**WRITTEN PROBLEM**
Show all lines from the listing below that contain "circle".

**Rows from a dataset**
----

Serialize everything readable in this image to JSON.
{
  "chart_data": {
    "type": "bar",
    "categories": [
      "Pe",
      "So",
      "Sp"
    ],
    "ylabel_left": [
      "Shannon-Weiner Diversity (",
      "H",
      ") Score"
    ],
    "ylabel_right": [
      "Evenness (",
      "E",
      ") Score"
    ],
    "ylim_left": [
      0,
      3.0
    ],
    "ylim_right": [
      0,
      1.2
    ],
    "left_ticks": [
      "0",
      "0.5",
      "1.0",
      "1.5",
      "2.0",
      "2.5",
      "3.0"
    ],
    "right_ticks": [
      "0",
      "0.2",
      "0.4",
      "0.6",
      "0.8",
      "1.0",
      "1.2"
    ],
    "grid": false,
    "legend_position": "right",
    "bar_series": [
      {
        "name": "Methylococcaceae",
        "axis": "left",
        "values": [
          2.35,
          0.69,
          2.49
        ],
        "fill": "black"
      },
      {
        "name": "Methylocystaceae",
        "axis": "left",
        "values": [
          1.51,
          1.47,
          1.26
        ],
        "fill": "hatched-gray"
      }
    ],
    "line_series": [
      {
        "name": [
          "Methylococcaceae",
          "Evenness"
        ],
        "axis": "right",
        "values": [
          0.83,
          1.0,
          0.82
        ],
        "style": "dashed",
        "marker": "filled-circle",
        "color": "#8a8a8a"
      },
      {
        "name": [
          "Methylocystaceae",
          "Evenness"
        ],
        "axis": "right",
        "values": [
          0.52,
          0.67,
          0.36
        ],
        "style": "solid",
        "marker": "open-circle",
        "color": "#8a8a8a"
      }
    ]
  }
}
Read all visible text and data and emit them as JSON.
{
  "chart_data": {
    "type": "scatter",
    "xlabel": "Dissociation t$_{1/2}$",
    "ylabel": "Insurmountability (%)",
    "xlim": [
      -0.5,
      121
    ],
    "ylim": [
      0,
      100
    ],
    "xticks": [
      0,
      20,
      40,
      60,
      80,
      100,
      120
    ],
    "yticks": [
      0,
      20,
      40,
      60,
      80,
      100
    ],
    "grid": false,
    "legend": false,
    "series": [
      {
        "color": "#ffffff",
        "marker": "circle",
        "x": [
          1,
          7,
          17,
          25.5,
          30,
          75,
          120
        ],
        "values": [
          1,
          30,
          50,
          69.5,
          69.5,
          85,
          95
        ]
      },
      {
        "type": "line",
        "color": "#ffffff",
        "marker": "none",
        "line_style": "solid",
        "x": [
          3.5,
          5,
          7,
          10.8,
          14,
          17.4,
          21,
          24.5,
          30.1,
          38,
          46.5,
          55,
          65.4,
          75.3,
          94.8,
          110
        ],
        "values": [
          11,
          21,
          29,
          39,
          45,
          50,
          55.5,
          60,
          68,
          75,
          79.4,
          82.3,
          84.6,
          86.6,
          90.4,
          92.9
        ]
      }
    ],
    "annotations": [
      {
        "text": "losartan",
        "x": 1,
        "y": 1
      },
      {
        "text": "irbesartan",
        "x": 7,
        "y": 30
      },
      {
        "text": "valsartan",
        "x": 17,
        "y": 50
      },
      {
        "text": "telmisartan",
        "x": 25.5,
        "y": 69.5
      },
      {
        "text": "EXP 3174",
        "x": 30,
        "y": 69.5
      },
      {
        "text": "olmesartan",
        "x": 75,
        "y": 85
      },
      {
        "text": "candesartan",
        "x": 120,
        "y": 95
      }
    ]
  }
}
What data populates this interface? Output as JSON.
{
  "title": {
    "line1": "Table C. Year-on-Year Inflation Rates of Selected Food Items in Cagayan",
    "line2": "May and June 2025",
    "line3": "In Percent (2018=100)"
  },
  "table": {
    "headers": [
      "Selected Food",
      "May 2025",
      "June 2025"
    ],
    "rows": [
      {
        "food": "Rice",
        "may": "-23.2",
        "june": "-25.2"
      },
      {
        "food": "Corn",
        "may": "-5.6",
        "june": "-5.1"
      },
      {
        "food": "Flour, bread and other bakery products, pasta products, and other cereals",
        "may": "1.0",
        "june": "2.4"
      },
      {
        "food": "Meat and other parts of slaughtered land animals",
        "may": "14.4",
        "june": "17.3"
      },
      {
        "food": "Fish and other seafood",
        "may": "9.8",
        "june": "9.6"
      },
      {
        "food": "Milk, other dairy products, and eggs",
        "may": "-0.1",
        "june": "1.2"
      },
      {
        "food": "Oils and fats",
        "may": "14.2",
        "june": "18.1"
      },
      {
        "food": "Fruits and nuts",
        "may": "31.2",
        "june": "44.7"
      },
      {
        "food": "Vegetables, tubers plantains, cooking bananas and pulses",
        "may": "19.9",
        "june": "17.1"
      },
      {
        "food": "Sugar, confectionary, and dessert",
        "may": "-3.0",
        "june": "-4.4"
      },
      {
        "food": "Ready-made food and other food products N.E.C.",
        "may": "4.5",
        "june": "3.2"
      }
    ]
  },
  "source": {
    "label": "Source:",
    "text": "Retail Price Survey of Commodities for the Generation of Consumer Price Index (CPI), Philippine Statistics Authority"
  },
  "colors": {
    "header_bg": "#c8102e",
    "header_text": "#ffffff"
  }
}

----

**RESULT OF THE EXERCISE**
        "marker": "filled-circle",
        "marker": "open-circle",
        "marker": "circle",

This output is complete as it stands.